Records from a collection
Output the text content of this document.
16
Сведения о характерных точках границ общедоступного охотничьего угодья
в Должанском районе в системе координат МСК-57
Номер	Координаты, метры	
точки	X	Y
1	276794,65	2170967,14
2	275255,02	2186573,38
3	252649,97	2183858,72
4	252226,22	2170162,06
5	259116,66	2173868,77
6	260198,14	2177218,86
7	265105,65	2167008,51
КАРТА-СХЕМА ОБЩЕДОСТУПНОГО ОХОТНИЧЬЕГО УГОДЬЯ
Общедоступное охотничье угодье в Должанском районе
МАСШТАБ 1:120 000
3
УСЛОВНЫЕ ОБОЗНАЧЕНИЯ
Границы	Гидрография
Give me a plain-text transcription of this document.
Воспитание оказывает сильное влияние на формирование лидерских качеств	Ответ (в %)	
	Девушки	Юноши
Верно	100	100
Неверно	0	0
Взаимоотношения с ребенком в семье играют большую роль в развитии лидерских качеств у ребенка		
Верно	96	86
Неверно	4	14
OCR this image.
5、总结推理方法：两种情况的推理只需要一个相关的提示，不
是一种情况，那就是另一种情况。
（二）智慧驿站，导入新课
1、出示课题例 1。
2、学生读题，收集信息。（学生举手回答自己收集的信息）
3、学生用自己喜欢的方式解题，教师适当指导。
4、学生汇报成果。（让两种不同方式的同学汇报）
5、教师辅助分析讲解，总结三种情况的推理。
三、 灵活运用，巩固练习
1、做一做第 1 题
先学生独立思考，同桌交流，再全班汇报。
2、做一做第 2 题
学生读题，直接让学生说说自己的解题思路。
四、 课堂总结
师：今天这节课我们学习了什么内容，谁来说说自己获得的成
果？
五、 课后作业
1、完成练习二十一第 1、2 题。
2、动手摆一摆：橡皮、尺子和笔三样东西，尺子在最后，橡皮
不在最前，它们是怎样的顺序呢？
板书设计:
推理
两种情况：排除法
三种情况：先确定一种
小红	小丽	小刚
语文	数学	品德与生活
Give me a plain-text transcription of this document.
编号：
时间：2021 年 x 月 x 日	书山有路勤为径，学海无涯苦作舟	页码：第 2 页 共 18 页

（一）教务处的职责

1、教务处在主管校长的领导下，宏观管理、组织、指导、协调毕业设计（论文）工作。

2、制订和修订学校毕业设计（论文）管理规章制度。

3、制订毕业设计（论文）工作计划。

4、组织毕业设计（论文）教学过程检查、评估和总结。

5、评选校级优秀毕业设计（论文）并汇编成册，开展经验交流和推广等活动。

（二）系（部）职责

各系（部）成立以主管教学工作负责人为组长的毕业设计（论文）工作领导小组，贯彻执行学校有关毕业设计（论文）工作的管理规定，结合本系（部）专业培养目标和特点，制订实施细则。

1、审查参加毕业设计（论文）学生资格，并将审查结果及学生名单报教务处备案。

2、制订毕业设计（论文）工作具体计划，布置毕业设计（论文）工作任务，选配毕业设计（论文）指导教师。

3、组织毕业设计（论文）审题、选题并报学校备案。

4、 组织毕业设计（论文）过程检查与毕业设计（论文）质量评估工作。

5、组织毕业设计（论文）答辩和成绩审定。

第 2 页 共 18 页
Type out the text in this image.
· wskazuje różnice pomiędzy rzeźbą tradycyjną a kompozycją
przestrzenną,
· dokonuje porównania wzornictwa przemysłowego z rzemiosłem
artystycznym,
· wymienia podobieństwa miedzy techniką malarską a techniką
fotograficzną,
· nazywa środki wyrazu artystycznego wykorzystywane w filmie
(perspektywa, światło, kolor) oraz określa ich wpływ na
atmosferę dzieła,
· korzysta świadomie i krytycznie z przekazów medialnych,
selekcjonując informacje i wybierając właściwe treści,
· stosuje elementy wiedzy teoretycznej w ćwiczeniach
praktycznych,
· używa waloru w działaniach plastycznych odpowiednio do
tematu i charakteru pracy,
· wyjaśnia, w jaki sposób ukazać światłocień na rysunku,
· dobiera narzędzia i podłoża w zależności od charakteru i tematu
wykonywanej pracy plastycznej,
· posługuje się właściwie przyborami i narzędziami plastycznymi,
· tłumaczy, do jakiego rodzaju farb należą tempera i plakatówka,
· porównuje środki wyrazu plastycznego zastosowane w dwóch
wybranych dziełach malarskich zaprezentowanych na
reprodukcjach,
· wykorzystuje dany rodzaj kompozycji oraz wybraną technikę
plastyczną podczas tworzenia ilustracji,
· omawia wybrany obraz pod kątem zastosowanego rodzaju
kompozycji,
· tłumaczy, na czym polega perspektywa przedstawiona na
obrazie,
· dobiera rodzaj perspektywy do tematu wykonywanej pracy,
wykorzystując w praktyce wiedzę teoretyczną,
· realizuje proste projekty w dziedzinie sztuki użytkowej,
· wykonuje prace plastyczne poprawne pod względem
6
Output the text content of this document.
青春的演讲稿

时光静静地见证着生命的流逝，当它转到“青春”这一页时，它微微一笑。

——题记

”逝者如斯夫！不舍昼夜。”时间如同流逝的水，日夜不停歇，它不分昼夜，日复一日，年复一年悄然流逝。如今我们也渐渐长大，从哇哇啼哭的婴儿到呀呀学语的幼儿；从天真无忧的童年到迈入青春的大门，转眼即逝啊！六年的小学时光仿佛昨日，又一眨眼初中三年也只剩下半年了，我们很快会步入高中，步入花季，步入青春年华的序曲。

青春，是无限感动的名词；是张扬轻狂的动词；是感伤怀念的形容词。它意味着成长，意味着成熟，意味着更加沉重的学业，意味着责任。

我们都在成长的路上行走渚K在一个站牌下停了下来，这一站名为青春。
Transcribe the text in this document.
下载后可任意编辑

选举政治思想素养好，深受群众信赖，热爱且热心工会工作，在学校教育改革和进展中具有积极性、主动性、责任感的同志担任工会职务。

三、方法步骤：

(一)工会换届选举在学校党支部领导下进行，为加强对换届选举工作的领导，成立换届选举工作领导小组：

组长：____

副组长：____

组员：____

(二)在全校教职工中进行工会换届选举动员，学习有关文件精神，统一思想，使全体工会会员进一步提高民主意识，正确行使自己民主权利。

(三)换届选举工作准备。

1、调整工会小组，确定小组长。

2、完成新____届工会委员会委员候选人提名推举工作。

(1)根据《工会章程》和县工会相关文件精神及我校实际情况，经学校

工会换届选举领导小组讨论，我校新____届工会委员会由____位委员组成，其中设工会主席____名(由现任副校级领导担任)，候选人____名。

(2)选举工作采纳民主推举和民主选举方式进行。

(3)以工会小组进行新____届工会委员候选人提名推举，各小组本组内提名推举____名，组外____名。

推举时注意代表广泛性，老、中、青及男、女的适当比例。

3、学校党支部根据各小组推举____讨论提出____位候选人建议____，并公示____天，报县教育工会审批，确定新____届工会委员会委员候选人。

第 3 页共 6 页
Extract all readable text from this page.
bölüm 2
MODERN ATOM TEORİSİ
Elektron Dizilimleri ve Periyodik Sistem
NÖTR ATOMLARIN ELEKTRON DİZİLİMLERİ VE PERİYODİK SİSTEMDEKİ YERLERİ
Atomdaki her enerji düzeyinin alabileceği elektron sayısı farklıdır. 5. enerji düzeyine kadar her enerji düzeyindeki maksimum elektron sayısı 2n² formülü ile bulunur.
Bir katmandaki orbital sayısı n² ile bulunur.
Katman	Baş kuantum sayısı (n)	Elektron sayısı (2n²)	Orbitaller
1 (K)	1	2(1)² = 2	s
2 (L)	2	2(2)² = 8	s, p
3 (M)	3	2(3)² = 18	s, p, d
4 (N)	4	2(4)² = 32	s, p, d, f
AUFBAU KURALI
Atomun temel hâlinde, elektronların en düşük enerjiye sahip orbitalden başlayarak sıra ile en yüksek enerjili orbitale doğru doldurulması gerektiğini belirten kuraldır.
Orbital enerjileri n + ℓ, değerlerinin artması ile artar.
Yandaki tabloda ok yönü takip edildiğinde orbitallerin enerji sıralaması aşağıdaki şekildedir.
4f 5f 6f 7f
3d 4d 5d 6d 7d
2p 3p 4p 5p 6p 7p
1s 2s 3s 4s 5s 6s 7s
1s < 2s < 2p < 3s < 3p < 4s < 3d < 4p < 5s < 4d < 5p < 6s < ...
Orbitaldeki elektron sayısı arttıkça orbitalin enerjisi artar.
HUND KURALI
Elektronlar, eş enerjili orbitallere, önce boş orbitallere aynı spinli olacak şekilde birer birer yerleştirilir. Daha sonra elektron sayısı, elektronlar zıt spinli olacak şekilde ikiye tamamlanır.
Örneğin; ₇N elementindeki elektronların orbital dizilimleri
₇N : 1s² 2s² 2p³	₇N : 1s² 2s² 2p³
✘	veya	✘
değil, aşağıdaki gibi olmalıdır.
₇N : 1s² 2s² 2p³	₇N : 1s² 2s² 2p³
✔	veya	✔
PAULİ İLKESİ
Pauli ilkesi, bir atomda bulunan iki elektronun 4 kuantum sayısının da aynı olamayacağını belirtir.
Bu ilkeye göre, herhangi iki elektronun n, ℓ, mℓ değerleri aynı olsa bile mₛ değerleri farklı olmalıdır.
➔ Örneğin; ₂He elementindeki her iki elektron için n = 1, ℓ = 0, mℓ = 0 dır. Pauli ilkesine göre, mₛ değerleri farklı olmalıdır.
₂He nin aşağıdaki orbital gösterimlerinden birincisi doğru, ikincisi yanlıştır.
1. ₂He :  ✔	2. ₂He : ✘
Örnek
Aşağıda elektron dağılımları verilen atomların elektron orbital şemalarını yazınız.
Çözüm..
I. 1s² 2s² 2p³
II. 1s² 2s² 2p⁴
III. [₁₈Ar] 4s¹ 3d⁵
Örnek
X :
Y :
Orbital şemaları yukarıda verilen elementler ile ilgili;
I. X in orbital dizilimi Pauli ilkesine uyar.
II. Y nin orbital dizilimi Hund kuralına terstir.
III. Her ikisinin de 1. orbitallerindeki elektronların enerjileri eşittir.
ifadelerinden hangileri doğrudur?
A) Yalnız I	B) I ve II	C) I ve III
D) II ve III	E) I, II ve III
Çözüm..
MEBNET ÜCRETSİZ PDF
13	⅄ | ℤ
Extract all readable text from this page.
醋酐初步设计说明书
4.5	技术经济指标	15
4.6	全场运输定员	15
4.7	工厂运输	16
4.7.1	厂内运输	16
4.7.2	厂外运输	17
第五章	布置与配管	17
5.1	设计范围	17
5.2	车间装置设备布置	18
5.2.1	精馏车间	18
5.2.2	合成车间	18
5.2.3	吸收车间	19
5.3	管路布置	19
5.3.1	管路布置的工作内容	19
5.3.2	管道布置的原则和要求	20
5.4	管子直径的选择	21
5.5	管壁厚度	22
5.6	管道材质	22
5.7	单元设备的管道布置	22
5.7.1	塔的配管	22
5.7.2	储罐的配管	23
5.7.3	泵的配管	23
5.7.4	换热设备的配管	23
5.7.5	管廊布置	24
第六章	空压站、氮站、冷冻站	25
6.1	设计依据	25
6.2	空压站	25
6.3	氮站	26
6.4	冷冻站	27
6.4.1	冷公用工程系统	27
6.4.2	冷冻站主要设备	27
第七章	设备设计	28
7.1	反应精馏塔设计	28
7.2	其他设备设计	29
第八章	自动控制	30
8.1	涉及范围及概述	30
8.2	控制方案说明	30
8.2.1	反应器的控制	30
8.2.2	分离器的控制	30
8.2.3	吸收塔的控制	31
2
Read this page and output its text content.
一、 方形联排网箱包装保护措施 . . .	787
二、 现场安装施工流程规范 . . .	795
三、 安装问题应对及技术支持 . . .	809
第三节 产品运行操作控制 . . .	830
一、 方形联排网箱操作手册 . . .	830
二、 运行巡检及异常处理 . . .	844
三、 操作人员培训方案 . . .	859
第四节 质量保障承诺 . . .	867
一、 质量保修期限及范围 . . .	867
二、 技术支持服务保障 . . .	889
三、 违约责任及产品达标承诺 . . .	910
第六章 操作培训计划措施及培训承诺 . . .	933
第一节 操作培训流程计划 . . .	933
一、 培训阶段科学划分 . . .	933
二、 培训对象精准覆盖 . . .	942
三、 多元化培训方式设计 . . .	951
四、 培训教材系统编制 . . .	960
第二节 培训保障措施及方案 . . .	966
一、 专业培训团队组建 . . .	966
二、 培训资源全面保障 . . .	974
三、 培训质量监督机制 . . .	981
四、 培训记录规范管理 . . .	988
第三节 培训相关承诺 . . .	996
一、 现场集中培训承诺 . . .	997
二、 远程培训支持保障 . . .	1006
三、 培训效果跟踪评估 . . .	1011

▸ **AIM**
Give only the number of lines in the entries above that hold the string "olmalıdır".

▸ **RESULT OF THIS EXERCISE**
3